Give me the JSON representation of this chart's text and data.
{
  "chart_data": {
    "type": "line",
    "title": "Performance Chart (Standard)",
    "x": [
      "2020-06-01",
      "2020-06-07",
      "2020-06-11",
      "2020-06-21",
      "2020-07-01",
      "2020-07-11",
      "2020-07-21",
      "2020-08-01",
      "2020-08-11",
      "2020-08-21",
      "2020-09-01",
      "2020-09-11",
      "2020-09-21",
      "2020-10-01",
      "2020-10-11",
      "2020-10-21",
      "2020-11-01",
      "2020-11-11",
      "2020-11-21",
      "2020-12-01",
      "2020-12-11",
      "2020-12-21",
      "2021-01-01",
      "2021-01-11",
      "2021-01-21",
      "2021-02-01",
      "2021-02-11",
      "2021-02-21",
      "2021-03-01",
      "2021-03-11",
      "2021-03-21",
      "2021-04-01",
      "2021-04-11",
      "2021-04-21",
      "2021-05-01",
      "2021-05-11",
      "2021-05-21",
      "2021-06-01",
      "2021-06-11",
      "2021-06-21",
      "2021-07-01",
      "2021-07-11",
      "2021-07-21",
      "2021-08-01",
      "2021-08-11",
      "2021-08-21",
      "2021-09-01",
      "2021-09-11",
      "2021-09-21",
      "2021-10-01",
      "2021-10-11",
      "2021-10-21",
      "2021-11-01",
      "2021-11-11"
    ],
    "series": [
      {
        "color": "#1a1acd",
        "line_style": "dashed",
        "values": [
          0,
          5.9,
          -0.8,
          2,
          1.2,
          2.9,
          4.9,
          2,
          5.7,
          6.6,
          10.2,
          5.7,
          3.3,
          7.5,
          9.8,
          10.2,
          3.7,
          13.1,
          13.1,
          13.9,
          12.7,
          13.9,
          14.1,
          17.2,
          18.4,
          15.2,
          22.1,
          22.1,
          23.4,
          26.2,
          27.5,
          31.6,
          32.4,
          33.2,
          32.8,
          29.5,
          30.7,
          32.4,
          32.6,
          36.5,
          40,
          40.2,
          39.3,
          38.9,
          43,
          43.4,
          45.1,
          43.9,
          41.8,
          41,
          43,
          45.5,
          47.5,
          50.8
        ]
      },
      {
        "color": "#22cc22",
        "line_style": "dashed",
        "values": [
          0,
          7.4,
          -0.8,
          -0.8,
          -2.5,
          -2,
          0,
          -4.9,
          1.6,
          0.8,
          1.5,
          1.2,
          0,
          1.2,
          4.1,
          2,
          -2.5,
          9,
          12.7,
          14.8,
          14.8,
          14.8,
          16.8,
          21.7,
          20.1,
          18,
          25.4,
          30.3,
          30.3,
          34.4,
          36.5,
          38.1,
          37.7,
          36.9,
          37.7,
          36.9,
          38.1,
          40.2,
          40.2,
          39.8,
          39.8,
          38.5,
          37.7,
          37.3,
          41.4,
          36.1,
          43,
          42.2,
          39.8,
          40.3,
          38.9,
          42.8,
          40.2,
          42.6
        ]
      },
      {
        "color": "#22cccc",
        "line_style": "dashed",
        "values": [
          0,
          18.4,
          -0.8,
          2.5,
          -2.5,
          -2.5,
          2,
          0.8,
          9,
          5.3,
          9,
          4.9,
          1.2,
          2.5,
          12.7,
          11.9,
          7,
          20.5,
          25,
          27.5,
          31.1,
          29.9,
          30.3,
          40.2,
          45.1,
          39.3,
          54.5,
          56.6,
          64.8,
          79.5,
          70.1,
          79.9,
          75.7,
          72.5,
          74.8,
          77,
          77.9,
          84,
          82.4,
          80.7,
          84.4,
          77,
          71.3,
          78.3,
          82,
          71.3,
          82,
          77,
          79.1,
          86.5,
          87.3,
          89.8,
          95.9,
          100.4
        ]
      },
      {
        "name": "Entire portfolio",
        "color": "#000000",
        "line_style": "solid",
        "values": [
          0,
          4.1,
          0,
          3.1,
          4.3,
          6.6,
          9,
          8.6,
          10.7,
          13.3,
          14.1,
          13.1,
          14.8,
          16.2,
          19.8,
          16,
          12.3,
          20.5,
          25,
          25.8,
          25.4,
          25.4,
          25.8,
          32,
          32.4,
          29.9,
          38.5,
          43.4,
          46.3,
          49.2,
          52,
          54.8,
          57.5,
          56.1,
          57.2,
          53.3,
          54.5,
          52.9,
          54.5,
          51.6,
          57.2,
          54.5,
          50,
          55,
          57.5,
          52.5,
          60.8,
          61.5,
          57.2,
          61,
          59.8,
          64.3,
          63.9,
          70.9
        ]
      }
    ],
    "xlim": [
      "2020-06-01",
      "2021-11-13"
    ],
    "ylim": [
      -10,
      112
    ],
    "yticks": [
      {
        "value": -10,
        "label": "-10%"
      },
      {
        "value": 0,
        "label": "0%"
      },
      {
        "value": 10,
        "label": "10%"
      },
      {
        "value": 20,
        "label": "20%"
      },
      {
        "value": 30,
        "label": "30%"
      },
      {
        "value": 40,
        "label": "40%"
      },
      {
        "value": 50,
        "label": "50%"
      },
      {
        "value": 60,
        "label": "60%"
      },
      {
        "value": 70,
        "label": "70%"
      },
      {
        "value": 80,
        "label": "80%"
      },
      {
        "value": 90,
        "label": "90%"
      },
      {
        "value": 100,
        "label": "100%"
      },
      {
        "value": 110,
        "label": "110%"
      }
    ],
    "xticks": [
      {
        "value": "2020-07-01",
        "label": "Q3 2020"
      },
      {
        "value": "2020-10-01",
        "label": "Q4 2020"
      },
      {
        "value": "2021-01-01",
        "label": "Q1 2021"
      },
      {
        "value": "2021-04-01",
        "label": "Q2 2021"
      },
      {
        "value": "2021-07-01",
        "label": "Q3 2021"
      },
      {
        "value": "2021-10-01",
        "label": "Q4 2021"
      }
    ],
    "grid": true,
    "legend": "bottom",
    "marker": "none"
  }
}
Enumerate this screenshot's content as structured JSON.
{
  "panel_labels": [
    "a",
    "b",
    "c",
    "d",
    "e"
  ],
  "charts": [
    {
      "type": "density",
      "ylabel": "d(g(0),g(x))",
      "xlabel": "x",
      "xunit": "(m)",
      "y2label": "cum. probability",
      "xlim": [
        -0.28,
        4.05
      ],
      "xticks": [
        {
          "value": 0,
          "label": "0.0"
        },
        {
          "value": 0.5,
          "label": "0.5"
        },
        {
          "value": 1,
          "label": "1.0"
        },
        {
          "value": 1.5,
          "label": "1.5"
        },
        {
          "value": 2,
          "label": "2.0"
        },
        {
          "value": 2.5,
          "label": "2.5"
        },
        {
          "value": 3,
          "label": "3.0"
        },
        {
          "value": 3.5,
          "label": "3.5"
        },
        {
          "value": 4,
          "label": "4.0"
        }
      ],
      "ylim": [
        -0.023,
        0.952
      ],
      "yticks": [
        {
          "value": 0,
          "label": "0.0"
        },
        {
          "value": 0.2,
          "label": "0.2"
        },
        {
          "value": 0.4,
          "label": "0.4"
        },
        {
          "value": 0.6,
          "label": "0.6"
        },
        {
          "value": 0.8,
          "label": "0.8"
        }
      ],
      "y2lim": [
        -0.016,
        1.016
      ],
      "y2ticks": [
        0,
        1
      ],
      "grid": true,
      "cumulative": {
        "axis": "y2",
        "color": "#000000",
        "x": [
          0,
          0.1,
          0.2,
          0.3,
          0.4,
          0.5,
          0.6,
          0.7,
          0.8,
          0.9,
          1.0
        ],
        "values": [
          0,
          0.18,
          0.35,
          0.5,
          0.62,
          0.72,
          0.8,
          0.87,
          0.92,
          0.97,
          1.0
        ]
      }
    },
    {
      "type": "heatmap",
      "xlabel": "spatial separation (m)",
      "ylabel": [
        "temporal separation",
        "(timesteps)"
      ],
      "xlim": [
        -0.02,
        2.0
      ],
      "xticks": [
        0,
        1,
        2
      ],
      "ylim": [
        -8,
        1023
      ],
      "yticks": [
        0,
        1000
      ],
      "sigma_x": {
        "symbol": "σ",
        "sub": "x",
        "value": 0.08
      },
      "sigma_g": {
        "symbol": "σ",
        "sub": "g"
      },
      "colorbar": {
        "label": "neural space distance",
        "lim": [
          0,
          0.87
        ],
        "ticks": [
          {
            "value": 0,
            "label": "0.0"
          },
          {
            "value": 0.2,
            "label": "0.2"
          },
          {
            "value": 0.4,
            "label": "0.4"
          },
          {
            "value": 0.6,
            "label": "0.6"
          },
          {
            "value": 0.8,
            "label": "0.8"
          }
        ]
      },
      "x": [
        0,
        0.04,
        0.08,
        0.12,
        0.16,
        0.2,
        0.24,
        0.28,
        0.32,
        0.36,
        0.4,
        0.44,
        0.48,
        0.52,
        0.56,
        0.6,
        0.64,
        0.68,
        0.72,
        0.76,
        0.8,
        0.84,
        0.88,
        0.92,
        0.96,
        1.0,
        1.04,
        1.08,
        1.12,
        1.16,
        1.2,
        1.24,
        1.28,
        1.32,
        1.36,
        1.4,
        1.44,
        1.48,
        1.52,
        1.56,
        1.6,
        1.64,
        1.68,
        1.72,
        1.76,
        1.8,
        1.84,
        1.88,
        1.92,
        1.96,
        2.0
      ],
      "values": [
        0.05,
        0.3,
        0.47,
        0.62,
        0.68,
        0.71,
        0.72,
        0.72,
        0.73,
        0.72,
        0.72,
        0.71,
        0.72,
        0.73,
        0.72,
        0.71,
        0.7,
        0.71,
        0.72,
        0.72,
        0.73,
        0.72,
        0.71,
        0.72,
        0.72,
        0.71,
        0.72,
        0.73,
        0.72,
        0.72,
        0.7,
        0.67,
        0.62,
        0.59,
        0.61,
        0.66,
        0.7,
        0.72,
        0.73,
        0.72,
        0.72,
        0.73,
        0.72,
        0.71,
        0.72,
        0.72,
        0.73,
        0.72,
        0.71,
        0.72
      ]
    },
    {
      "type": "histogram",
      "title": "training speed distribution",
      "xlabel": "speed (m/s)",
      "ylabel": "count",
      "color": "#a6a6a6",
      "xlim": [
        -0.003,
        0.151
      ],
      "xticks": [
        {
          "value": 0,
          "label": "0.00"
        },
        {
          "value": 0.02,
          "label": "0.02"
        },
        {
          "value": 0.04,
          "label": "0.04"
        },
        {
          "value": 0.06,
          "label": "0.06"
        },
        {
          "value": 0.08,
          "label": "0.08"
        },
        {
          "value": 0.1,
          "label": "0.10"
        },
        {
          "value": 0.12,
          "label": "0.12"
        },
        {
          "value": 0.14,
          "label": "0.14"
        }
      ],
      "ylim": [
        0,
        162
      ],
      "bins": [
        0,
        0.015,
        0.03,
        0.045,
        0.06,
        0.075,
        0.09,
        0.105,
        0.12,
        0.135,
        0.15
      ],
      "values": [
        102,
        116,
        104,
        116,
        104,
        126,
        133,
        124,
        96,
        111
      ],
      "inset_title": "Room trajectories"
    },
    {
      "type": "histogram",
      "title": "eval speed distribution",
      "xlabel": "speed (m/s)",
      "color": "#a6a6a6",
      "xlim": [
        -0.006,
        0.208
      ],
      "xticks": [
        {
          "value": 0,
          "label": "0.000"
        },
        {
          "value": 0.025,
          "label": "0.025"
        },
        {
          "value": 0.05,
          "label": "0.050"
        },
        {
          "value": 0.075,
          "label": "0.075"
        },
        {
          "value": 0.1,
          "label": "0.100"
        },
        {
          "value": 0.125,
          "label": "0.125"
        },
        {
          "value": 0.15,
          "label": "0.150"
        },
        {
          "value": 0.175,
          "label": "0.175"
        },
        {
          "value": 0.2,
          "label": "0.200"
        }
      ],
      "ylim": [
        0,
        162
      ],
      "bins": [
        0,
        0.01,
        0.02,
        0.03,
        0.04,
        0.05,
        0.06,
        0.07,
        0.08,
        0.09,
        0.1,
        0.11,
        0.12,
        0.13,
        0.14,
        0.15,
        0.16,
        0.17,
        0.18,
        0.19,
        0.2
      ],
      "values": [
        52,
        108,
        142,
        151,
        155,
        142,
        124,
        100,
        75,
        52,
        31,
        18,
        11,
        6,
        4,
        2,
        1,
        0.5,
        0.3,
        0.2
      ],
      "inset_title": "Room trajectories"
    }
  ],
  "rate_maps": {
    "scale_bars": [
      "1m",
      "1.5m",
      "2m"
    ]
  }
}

◇ ◇ ◇ ◇ ◇

Task details: Count every line in the preceding entries where the string "speed" appears, then state only the total.

Task response: 4